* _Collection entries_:
-----

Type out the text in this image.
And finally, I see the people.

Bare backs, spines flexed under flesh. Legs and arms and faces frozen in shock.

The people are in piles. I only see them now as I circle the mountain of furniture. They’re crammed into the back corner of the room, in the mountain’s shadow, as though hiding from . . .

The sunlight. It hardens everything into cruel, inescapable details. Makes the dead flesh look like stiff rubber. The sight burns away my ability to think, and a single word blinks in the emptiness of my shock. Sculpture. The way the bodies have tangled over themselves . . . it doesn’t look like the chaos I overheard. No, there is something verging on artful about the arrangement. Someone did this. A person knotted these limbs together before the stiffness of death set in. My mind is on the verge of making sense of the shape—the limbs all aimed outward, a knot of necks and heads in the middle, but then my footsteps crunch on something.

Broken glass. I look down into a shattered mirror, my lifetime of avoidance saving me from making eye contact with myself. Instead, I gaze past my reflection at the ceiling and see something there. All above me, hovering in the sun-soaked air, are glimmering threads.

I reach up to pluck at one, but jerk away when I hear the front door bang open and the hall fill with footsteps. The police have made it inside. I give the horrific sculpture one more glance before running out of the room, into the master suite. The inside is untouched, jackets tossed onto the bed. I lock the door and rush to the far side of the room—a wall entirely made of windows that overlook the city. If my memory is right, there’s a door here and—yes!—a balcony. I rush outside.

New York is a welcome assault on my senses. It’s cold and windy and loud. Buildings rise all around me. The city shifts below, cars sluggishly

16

-----

All lines in the data that contain the word "from" should be copied.

The people are in piles. I only see them now as I circle the mountain of furniture. They’re crammed into the back corner of the room, in the mountain’s shadow, as though hiding from . . .
Broken glass. I look down into a shattered mirror, my lifetime of avoidance saving me from making eye contact with myself. Instead, I gaze past my reflection at the ceiling and see something there. All above me, hovering in the sun-soaked air, are glimmering threads.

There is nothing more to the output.